Items from a dataset
◆ ◆ ◆ ◆ ◆ ◆ ◆

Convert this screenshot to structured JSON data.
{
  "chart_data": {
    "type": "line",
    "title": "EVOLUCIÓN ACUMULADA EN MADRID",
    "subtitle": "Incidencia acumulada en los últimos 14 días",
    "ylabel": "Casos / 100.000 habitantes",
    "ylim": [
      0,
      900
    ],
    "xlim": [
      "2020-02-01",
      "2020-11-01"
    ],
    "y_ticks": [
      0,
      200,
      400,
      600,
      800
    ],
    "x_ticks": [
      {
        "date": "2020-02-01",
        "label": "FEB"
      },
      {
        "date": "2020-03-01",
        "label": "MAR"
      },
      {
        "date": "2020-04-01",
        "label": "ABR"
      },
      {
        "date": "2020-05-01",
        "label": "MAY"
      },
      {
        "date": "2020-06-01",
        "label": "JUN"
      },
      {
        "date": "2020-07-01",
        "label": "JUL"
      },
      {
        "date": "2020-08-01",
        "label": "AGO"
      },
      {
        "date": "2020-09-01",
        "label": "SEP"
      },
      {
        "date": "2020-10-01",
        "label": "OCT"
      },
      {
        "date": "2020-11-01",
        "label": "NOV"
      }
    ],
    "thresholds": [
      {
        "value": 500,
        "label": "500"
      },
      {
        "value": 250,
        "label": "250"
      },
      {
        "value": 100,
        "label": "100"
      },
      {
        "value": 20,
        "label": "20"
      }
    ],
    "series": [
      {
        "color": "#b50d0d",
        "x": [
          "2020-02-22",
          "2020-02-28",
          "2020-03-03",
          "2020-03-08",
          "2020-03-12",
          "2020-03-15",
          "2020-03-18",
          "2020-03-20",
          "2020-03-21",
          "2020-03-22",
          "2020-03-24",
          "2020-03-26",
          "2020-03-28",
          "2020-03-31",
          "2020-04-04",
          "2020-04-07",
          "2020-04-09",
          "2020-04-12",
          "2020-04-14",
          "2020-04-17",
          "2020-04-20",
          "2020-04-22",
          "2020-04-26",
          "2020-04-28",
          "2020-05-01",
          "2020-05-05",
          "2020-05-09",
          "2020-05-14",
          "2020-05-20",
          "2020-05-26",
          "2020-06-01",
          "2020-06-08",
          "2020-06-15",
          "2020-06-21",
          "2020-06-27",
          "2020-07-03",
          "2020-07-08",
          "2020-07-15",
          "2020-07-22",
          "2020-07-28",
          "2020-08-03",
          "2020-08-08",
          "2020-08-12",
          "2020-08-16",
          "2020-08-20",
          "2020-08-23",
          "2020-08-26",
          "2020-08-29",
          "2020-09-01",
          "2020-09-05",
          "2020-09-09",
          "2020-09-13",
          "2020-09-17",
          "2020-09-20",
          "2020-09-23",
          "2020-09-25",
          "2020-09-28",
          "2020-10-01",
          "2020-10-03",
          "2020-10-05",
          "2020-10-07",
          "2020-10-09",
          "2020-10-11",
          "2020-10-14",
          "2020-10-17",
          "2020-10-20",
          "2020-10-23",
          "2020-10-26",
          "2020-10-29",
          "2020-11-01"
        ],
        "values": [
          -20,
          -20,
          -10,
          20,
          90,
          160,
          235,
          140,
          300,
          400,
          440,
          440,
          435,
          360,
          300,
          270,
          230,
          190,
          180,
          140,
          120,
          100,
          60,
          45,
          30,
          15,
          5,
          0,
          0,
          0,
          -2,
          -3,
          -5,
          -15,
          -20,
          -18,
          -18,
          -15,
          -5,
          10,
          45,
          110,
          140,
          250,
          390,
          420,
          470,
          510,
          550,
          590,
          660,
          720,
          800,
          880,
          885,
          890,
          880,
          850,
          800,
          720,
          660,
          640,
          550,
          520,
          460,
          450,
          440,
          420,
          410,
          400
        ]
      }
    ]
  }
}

◆ ◆ ◆ ◆ ◆ ◆ ◆

Output all preceding records character for character.

• _COMPLETE ANSWER_
Convert this screenshot to structured JSON data.
{
  "chart_data": {
    "type": "line",
    "title": "EVOLUCIÓN ACUMULADA EN MADRID",
    "subtitle": "Incidencia acumulada en los últimos 14 días",
    "ylabel": "Casos / 100.000 habitantes",
    "ylim": [
      0,
      900
    ],
    "xlim": [
      "2020-02-01",
      "2020-11-01"
    ],
    "y_ticks": [
      0,
      200,
      400,
      600,
      800
    ],
    "x_ticks": [
      {
        "date": "2020-02-01",
        "label": "FEB"
      },
      {
        "date": "2020-03-01",
        "label": "MAR"
      },
      {
        "date": "2020-04-01",
        "label": "ABR"
      },
      {
        "date": "2020-05-01",
        "label": "MAY"
      },
      {
        "date": "2020-06-01",
        "label": "JUN"
      },
      {
        "date": "2020-07-01",
        "label": "JUL"
      },
      {
        "date": "2020-08-01",
        "label": "AGO"
      },
      {
        "date": "2020-09-01",
        "label": "SEP"
      },
      {
        "date": "2020-10-01",
        "label": "OCT"
      },
      {
        "date": "2020-11-01",
        "label": "NOV"
      }
    ],
    "thresholds": [
      {
        "value": 500,
        "label": "500"
      },
      {
        "value": 250,
        "label": "250"
      },
      {
        "value": 100,
        "label": "100"
      },
      {
        "value": 20,
        "label": "20"
      }
    ],
    "series": [
      {
        "color": "#b50d0d",
        "x": [
          "2020-02-22",
          "2020-02-28",
          "2020-03-03",
          "2020-03-08",
          "2020-03-12",
          "2020-03-15",
          "2020-03-18",
          "2020-03-20",
          "2020-03-21",
          "2020-03-22",
          "2020-03-24",
          "2020-03-26",
          "2020-03-28",
          "2020-03-31",
          "2020-04-04",
          "2020-04-07",
          "2020-04-09",
          "2020-04-12",
          "2020-04-14",
          "2020-04-17",
          "2020-04-20",
          "2020-04-22",
          "2020-04-26",
          "2020-04-28",
          "2020-05-01",
          "2020-05-05",
          "2020-05-09",
          "2020-05-14",
          "2020-05-20",
          "2020-05-26",
          "2020-06-01",
          "2020-06-08",
          "2020-06-15",
          "2020-06-21",
          "2020-06-27",
          "2020-07-03",
          "2020-07-08",
          "2020-07-15",
          "2020-07-22",
          "2020-07-28",
          "2020-08-03",
          "2020-08-08",
          "2020-08-12",
          "2020-08-16",
          "2020-08-20",
          "2020-08-23",
          "2020-08-26",
          "2020-08-29",
          "2020-09-01",
          "2020-09-05",
          "2020-09-09",
          "2020-09-13",
          "2020-09-17",
          "2020-09-20",
          "2020-09-23",
          "2020-09-25",
          "2020-09-28",
          "2020-10-01",
          "2020-10-03",
          "2020-10-05",
          "2020-10-07",
          "2020-10-09",
          "2020-10-11",
          "2020-10-14",
          "2020-10-17",
          "2020-10-20",
          "2020-10-23",
          "2020-10-26",
          "2020-10-29",
          "2020-11-01"
        ],
        "values": [
          -20,
          -20,
          -10,
          20,
          90,
          160,
          235,
          140,
          300,
          400,
          440,
          440,
          435,
          360,
          300,
          270,
          230,
          190,
          180,
          140,
          120,
          100,
          60,
          45,
          30,
          15,
          5,
          0,
          0,
          0,
          -2,
          -3,
          -5,
          -15,
          -20,
          -18,
          -18,
          -15,
          -5,
          10,
          45,
          110,
          140,
          250,
          390,
          420,
          470,
          510,
          550,
          590,
          660,
          720,
          800,
          880,
          885,
          890,
          880,
          850,
          800,
          720,
          660,
          640,
          550,
          520,
          460,
          450,
          440,
          420,
          410,
          400
        ]
      }
    ]
  }
}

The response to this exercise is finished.